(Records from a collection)
^^^^

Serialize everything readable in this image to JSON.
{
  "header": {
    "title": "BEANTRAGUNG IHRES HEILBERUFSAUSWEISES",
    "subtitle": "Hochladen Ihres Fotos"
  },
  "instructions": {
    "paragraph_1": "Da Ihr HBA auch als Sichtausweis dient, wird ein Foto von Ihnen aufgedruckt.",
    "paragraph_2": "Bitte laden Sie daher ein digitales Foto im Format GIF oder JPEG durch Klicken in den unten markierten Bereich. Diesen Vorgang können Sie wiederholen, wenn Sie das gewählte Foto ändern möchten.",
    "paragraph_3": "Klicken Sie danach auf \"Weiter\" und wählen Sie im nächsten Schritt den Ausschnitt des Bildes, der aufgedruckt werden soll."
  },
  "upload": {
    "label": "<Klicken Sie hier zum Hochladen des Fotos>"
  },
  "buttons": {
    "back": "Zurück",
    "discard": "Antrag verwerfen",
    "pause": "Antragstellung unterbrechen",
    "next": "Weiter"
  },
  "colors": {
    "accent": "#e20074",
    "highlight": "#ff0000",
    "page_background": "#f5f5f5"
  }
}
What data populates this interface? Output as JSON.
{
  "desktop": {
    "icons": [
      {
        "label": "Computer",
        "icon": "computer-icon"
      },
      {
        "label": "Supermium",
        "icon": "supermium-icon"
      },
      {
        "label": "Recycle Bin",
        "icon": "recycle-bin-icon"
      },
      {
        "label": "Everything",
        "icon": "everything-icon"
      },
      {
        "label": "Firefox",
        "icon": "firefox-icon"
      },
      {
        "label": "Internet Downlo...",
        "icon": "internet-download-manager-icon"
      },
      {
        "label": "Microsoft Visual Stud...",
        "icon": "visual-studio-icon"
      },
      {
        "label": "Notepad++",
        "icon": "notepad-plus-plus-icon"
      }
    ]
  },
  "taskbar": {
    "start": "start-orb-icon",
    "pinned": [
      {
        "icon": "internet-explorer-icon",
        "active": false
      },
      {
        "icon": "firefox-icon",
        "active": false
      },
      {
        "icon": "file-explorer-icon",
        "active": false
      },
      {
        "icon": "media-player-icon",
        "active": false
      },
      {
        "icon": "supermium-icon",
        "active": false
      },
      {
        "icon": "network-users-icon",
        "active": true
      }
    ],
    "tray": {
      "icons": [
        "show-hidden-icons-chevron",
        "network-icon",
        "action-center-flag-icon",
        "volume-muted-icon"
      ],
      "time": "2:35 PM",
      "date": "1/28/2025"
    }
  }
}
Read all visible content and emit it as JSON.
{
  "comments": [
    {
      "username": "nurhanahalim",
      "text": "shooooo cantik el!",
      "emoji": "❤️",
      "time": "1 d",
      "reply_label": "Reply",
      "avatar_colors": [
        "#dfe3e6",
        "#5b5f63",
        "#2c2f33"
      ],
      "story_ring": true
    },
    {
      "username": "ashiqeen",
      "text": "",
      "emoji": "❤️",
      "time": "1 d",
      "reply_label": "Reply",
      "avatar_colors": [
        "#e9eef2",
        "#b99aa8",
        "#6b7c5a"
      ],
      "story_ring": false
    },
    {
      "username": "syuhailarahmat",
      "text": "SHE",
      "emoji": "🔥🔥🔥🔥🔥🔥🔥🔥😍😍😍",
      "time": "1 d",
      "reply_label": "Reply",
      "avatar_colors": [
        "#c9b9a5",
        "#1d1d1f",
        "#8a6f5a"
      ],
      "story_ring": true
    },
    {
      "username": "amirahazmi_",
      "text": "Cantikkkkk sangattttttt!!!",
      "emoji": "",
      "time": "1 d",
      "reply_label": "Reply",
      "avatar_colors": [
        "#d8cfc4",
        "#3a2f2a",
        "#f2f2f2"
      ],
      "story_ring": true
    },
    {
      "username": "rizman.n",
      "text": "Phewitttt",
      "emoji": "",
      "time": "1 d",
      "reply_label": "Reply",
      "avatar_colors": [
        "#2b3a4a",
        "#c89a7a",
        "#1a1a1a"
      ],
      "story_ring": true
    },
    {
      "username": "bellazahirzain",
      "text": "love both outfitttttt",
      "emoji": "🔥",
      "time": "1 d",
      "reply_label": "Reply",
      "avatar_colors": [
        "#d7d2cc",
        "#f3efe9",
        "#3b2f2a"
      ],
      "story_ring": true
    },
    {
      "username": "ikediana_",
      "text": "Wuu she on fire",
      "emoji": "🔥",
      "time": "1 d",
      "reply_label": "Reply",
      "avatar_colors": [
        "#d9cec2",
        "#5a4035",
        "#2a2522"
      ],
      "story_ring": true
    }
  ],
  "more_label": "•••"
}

^^^^

# The exercise:
Examine the entries and report how many of their lines contain the string "text", giving no more than the number.

# Result:
7